>> Start Reading text
That would sweet to see Mk3noob4NOW. Post some videos of it then, i would love to see that.

Me and my friends make fun of the autozone "customizers" here in Lebanon. All the Peurto Ricans here do it. And then they wanna race us with their Honda's?? like really!!!???? My friend has a 2003 gli 24v and he gets hondas, acuras and mustangs wanting to race him all the time. Its so funny.

I cant wait to get my car first of all, but do the VR swap with it.

AND THEN!!!! i can show up the "hicks" of Lebanon county with the BA baja bug lmao:thumbup::thumbup:


----------



## Mk3noob4NOW (Jul 7, 2008)

i only have a vid of it running did a few revs at the end but camera wasnt in a good position plus some wind

http://www.youtube.com/watch?v=J44REfN7IaE

right now its just running and a ugly beast , but once i have money to throw around im gunna do frame off resto and do it with all new parts, found alot of used items off ebay and craigslist for it lol

cant wait till i have it at the track!! 
if it wasnt so loud it'd be a sleeper lol


----------



## VDub-bros93 (May 20, 2009)

VERY NICE SIR!!! cant wait to see it finished and running the 9secs.


----------



## Mk3noob4NOW (Jul 7, 2008)

thank you, and i cant wait either!! lol


----------



## whit_yo (Oct 6, 2010)

sub-ing right meow:thumbup:
i was wondering if crestfallen would have taken part in discussion. his baja is tits


----------



## crestfallen (Dec 2, 2010)

whit_ said:


> sub-ing right meow:thumbup:
> i was wondering if crestfallen would have taken part in discussion. his baja is tits


Thanks bro! The word baja comes up n I'm pretty much on it lmao


----------



## VDub-bros93 (May 20, 2009)

crestfallen your baja is more than tits. it could be the star of a famous porno


----------
>> End Reading text
◆ **To be done**
• A. Do these statements agree with the forum thread? Answer yes or no for each, and quote the words of the thread that decide it.
(i) The friend's 2003 GLI is a 24v.
(ii) Mk3noob4NOW's video was shot with the camera in a good position.
(iii) Mk3noob4NOW found used items for it on eBay and Craigslist.
• B. Reproduce the stretch of the forum thread from "Me and my friends" through "swap with it.", word for word.
>> Start Record set
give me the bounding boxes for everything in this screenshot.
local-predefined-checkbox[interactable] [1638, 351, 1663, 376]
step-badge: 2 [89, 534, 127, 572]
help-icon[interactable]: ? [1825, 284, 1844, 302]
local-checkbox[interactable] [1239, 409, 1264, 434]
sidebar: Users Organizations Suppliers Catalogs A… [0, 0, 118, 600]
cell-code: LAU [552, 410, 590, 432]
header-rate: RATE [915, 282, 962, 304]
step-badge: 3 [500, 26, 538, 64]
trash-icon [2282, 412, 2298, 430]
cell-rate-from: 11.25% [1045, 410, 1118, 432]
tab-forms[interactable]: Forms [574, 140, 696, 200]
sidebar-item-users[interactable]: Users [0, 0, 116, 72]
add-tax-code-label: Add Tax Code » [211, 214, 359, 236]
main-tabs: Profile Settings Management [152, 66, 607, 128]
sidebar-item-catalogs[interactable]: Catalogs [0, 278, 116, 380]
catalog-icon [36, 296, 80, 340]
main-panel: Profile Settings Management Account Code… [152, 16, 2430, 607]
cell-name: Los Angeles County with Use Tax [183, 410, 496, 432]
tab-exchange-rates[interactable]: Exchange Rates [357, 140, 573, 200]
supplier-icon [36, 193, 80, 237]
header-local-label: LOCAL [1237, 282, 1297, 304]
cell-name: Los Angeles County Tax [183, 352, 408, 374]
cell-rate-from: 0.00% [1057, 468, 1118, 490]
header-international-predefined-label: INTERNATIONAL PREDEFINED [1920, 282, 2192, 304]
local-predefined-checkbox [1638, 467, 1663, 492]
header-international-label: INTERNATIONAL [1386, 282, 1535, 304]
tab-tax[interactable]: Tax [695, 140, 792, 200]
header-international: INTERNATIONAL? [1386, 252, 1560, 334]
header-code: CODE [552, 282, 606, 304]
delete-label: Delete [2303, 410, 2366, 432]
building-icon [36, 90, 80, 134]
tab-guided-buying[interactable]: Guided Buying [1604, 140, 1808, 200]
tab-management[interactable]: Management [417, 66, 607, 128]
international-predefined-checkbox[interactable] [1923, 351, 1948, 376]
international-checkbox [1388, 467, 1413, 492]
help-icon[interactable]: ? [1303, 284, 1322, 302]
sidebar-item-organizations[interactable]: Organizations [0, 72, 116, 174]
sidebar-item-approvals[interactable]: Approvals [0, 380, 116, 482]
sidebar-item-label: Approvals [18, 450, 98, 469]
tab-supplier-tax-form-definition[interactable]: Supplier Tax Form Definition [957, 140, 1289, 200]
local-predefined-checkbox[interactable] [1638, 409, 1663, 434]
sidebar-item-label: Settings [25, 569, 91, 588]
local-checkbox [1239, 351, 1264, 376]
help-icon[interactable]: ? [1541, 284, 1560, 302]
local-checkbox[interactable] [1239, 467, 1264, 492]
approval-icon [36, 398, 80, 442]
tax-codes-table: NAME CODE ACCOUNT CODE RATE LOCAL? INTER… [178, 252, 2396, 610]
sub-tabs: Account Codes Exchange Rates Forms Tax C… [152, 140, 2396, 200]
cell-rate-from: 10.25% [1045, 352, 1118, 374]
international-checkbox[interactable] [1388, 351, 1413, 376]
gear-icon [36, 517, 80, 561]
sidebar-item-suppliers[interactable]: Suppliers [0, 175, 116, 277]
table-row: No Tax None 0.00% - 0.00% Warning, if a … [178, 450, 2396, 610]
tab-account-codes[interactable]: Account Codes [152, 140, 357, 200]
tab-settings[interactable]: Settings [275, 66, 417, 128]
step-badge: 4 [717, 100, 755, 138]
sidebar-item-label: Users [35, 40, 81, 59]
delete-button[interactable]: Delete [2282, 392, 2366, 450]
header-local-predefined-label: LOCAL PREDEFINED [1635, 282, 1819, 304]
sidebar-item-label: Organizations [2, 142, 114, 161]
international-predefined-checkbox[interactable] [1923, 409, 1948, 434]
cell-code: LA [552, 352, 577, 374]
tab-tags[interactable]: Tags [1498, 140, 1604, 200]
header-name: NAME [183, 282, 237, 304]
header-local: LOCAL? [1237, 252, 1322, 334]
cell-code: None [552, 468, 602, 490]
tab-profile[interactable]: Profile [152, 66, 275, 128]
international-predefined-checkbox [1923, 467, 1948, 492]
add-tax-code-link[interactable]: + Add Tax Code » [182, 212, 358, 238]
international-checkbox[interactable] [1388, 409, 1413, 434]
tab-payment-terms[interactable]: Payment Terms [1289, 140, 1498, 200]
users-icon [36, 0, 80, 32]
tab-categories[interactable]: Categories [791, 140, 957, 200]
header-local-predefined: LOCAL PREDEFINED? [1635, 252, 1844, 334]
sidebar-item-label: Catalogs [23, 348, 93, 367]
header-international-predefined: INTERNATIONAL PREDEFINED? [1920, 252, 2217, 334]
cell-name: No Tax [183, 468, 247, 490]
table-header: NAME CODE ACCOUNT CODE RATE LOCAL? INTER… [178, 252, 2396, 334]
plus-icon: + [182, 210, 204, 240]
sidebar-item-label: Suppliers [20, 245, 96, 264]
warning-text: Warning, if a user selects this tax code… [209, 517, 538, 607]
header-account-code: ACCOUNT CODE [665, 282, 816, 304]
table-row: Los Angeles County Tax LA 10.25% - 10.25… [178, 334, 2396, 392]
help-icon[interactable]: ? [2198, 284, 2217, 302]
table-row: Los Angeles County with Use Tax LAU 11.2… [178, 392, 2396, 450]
>> End Record set
◆ **Task-by-task answers**
• A.
(i) Yes: "My friend has a 2003 gli 24v"
(ii) No: "camera wasnt in a good position"
(iii) Yes: "found alot of used items off ebay and craigslist for it"

• B.
Me and my friends make fun of the autozone "customizers" here in Lebanon. All the Peurto Ricans here do it. And then they wanna race us with their Honda's?? like really!!!???? My friend has a 2003 gli 24v and he gets hondas, acuras and mustangs wanting to race him all the time. Its so funny.

I cant wait to get my car first of all, but do the VR swap with it.